Source data:

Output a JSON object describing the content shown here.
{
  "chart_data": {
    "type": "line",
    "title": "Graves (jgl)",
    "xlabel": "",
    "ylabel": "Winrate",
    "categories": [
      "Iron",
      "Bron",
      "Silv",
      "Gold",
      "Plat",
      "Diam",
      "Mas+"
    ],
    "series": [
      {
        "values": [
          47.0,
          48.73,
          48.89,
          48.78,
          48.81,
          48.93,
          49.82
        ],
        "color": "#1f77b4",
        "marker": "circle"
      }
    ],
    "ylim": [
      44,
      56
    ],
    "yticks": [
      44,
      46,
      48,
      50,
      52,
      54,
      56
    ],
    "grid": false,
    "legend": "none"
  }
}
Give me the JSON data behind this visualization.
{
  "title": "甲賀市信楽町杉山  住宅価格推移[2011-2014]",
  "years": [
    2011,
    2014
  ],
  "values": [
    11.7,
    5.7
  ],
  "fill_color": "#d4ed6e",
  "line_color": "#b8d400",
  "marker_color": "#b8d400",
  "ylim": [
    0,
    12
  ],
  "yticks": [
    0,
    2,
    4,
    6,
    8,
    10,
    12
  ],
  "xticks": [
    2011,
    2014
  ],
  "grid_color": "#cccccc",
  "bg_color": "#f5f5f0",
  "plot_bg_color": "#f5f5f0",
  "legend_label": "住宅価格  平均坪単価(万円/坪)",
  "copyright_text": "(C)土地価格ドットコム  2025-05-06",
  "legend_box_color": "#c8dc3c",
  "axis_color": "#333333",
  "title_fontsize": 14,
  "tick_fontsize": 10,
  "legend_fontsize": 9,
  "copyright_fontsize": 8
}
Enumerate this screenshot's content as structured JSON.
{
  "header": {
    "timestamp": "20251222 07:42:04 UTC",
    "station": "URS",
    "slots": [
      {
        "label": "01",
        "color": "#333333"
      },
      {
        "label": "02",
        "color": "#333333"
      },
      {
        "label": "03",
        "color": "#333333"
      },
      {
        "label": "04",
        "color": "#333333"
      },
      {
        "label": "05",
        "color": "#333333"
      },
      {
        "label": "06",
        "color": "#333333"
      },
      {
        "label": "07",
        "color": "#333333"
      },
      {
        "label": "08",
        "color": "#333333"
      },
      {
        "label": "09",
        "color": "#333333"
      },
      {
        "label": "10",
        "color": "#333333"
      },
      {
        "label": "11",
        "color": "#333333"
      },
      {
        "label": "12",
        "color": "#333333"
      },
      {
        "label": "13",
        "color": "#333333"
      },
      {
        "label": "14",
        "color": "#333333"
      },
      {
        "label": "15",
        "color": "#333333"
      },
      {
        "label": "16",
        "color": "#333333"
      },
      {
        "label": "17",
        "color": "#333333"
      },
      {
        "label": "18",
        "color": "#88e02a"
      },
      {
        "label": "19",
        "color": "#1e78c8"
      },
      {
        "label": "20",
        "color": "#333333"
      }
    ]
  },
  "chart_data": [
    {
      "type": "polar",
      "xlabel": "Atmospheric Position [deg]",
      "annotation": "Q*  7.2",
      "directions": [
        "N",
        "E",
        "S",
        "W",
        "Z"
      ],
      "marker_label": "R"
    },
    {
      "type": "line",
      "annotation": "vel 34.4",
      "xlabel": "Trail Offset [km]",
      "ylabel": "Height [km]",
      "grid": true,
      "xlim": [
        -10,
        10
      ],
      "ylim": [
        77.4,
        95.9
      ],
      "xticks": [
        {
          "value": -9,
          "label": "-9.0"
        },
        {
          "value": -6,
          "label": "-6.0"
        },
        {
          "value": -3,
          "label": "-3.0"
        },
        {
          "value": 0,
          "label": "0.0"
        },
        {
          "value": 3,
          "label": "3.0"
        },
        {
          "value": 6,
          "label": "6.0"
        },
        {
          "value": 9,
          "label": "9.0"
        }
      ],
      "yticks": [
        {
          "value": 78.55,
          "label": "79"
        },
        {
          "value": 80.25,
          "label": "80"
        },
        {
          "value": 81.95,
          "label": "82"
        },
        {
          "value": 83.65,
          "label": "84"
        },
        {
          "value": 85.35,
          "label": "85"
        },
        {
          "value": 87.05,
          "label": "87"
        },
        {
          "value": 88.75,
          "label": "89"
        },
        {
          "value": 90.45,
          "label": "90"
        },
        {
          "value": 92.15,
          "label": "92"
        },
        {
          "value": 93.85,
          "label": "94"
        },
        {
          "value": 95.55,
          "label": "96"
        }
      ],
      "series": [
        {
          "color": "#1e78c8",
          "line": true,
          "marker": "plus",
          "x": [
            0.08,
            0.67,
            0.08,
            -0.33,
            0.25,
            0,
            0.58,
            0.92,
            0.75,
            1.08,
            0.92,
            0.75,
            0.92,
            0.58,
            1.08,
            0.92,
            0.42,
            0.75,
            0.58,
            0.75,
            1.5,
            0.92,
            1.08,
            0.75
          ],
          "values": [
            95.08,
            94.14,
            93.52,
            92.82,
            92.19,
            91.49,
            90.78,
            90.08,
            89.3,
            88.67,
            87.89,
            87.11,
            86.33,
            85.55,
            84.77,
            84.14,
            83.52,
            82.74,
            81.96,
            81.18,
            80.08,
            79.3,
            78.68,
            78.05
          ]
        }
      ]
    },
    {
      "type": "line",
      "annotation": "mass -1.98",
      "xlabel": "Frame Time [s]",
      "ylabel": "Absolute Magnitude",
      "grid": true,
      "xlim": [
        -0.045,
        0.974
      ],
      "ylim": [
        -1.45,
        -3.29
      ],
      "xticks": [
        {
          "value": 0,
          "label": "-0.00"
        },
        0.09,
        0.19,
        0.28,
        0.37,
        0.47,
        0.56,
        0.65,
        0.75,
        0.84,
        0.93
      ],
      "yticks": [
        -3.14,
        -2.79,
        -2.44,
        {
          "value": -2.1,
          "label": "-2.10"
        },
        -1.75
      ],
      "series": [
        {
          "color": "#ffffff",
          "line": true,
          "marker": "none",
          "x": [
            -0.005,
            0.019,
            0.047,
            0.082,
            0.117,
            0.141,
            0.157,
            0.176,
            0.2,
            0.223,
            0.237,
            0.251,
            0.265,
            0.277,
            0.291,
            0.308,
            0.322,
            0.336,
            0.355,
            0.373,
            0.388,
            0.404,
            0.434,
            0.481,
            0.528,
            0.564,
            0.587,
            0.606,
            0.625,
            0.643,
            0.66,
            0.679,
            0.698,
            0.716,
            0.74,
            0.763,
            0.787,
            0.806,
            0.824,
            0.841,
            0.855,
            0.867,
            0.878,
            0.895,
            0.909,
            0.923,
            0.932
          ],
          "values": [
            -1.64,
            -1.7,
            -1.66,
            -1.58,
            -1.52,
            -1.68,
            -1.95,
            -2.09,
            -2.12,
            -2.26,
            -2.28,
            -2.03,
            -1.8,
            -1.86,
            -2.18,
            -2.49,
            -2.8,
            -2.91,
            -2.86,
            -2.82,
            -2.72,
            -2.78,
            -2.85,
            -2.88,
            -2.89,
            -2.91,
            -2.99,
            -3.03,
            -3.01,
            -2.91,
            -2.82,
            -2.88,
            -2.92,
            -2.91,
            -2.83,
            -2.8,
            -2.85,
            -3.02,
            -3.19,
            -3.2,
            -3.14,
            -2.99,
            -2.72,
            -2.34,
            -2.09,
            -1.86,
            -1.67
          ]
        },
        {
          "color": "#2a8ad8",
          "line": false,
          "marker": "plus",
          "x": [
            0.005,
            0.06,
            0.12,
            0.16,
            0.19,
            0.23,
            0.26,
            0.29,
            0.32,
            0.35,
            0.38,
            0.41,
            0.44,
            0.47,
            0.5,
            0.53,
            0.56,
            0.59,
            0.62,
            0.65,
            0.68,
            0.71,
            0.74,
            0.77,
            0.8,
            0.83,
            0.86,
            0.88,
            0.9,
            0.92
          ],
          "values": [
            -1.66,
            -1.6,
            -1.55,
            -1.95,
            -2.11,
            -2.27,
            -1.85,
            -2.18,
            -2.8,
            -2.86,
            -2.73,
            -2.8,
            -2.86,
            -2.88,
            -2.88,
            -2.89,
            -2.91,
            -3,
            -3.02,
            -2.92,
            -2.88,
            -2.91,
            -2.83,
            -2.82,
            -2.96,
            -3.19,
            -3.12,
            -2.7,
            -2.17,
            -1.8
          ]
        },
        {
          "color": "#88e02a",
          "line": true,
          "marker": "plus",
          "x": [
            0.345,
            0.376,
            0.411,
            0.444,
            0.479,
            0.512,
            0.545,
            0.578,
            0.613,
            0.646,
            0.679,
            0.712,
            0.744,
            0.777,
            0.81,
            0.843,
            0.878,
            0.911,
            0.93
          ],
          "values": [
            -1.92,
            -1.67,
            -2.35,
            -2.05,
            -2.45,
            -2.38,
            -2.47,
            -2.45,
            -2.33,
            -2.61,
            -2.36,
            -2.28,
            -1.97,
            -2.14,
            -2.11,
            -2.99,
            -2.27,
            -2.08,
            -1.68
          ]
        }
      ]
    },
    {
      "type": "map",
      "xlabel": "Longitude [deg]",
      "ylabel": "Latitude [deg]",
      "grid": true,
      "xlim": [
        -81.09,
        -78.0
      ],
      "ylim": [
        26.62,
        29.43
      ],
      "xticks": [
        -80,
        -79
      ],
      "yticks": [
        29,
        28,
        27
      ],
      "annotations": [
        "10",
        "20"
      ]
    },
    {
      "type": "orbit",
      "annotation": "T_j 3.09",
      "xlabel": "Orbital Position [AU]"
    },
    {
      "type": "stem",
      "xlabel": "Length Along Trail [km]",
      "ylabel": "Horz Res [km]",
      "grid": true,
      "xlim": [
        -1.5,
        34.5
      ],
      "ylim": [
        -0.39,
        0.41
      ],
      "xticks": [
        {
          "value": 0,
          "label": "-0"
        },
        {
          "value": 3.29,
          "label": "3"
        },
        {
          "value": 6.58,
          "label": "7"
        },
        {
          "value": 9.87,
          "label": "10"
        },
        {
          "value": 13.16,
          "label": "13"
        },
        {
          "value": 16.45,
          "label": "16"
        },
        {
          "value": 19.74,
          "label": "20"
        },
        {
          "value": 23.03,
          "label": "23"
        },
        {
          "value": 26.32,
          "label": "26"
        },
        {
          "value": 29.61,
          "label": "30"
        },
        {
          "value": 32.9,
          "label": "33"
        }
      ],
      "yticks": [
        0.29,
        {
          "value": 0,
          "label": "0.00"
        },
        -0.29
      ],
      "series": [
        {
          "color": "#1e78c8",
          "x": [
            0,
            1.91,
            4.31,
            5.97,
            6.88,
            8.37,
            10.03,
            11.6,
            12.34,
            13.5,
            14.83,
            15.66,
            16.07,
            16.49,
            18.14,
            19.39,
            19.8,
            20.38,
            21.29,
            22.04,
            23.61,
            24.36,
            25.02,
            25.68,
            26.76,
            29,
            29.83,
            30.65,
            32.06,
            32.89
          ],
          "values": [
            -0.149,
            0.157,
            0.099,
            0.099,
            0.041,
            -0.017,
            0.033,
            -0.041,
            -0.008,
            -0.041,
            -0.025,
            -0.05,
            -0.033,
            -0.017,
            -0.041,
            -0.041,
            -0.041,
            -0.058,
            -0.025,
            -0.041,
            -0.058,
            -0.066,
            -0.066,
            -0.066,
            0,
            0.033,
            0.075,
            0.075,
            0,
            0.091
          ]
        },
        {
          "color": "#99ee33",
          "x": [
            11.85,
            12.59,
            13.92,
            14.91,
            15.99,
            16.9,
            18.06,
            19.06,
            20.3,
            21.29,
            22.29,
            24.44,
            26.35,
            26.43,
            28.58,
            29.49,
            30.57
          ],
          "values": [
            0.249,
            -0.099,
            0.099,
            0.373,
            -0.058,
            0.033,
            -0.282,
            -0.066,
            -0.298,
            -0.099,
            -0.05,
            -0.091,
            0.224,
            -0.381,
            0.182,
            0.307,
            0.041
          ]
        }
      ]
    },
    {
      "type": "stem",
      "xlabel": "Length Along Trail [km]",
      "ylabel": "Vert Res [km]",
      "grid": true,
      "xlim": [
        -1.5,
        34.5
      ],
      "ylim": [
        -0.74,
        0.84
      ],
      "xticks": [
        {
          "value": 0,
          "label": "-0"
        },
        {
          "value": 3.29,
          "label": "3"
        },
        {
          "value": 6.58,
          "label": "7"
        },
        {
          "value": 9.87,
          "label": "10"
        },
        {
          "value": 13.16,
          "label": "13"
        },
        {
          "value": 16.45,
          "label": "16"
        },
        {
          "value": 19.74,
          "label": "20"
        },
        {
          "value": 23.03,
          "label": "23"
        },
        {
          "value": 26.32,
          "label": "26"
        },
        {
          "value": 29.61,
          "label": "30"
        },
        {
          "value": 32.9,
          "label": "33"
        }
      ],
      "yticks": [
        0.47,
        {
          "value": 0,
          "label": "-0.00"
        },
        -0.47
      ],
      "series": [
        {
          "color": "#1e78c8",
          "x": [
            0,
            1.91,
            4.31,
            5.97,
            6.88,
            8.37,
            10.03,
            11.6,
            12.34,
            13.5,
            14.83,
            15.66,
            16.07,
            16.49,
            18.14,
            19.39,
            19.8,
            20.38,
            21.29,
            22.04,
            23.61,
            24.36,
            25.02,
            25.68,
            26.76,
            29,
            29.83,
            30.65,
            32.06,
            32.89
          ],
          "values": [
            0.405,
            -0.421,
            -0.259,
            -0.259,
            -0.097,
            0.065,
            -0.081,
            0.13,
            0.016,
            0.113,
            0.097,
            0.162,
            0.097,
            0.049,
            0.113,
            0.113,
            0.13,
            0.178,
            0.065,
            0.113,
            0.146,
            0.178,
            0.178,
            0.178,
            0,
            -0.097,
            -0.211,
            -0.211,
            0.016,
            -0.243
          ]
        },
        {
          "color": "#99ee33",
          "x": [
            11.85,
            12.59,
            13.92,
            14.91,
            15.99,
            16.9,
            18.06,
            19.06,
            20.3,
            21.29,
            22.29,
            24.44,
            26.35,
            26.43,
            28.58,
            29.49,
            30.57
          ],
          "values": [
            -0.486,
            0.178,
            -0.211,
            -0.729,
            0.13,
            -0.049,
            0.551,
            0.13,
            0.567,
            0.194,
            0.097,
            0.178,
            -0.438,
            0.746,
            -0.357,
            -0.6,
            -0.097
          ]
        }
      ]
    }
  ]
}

- [Exercise aim]:
State how many lines of the listing above include the word "content". Give nothing but the number.

- [Response]:
2